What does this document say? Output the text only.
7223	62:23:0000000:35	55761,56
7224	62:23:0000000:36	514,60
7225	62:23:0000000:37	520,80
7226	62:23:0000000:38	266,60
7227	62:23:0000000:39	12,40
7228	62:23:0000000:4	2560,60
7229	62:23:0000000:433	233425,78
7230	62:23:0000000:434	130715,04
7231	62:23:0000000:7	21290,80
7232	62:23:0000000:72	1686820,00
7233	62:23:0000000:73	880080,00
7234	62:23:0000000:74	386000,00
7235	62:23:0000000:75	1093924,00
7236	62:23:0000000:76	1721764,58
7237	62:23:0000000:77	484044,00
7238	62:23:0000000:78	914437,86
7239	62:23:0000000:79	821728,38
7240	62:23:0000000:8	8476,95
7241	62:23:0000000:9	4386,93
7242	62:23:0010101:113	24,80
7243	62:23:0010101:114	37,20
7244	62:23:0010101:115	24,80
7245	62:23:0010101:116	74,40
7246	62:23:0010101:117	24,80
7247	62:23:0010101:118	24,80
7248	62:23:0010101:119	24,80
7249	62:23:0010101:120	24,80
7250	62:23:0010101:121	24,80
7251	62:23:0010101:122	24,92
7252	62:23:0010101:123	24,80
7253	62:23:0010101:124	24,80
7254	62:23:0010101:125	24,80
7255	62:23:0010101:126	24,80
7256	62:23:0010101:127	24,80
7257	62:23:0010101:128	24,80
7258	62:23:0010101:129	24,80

Exercise: Write out every line exactly as it stands.

Correct response:
What does this document say? Output the text only.
7223	62:23:0000000:35	55761,56
7224	62:23:0000000:36	514,60
7225	62:23:0000000:37	520,80
7226	62:23:0000000:38	266,60
7227	62:23:0000000:39	12,40
7228	62:23:0000000:4	2560,60
7229	62:23:0000000:433	233425,78
7230	62:23:0000000:434	130715,04
7231	62:23:0000000:7	21290,80
7232	62:23:0000000:72	1686820,00
7233	62:23:0000000:73	880080,00
7234	62:23:0000000:74	386000,00
7235	62:23:0000000:75	1093924,00
7236	62:23:0000000:76	1721764,58
7237	62:23:0000000:77	484044,00
7238	62:23:0000000:78	914437,86
7239	62:23:0000000:79	821728,38
7240	62:23:0000000:8	8476,95
7241	62:23:0000000:9	4386,93
7242	62:23:0010101:113	24,80
7243	62:23:0010101:114	37,20
7244	62:23:0010101:115	24,80
7245	62:23:0010101:116	74,40
7246	62:23:0010101:117	24,80
7247	62:23:0010101:118	24,80
7248	62:23:0010101:119	24,80
7249	62:23:0010101:120	24,80
7250	62:23:0010101:121	24,80
7251	62:23:0010101:122	24,92
7252	62:23:0010101:123	24,80
7253	62:23:0010101:124	24,80
7254	62:23:0010101:125	24,80
7255	62:23:0010101:126	24,80
7256	62:23:0010101:127	24,80
7257	62:23:0010101:128	24,80
7258	62:23:0010101:129	24,80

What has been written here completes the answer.